[执行任务] 从条目开头到含有“19, 728, 460]”的那一行，将其中的“class-icon”换成“type-icon”，其余部分保持不变，然后重新写出这些行。
··· 所给材料
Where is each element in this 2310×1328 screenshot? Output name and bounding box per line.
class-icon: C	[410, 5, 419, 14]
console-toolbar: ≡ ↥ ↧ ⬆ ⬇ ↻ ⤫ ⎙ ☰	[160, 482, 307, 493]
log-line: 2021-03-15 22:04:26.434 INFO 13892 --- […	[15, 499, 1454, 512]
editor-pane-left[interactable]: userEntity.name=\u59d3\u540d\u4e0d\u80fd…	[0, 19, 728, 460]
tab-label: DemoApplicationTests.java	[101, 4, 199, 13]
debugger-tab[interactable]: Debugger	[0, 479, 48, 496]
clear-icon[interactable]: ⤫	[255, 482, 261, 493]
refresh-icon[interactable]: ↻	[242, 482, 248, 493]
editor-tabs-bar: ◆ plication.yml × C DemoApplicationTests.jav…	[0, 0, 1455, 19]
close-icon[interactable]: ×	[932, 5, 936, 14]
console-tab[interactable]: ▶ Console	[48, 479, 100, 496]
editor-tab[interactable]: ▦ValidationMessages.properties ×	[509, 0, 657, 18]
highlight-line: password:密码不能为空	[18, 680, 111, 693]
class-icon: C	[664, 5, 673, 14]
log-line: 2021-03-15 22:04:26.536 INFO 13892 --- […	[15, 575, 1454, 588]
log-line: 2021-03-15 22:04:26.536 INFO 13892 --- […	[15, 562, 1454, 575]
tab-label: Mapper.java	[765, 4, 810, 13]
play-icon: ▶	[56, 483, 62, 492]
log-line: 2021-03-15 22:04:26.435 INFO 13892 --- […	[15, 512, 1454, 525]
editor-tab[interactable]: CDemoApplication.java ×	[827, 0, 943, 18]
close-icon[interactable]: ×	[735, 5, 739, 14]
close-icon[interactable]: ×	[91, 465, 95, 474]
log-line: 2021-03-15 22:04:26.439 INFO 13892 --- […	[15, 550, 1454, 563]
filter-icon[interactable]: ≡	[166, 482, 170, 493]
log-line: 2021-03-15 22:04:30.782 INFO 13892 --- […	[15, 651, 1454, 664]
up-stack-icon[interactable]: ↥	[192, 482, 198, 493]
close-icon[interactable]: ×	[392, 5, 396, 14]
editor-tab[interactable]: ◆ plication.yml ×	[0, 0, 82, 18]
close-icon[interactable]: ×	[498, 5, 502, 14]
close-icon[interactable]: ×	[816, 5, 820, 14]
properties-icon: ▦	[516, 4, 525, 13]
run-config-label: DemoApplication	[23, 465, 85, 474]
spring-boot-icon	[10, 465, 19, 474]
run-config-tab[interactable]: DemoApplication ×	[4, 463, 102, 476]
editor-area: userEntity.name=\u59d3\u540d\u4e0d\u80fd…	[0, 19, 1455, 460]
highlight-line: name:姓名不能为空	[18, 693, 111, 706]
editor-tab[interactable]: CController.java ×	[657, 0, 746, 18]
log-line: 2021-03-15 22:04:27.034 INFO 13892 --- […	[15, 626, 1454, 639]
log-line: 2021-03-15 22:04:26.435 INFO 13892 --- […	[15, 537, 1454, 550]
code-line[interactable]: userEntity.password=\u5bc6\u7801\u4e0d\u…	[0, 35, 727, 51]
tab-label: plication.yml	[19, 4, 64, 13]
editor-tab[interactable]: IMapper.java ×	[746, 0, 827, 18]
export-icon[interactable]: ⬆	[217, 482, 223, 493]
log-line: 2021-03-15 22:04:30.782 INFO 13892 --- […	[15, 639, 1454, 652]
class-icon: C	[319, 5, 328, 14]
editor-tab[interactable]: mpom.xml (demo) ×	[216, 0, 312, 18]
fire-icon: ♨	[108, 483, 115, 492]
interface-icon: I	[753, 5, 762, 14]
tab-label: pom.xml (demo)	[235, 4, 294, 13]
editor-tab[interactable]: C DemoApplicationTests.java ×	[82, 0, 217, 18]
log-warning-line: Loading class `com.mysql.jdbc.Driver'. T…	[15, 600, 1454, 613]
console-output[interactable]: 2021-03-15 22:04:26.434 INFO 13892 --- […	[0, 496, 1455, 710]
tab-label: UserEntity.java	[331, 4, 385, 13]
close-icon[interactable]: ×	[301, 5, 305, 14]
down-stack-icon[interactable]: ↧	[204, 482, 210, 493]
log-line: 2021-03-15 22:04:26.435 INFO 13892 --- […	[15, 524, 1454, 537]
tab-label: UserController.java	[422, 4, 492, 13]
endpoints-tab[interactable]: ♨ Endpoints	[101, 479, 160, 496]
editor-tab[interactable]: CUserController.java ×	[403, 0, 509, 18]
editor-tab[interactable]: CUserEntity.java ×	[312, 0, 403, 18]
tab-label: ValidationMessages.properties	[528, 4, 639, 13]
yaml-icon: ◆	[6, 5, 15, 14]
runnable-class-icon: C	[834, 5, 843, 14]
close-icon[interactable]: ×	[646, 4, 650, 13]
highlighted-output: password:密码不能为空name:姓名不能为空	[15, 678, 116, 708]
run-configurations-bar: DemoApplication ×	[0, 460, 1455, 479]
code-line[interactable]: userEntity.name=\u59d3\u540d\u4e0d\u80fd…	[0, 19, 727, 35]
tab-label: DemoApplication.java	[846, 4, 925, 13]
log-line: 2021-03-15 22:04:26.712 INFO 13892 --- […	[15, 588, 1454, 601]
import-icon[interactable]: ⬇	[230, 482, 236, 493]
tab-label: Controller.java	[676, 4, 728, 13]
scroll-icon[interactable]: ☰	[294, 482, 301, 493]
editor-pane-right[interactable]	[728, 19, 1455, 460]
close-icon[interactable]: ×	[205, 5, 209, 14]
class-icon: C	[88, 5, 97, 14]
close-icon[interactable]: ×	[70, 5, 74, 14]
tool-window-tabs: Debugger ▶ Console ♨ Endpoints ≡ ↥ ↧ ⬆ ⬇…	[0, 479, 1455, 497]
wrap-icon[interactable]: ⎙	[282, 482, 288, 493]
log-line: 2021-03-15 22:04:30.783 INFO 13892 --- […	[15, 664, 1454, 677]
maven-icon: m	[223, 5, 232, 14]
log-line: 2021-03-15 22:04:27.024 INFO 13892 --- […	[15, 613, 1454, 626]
······
[练习答案]
Where is each element in this 2310×1328 screenshot? Output name and bounding box per line.
type-icon: C	[410, 5, 419, 14]
console-toolbar: ≡ ↥ ↧ ⬆ ⬇ ↻ ⤫ ⎙ ☰	[160, 482, 307, 493]
log-line: 2021-03-15 22:04:26.434 INFO 13892 --- […	[15, 499, 1454, 512]
editor-pane-left[interactable]: userEntity.name=\u59d3\u540d\u4e0d\u80fd…	[0, 19, 728, 460]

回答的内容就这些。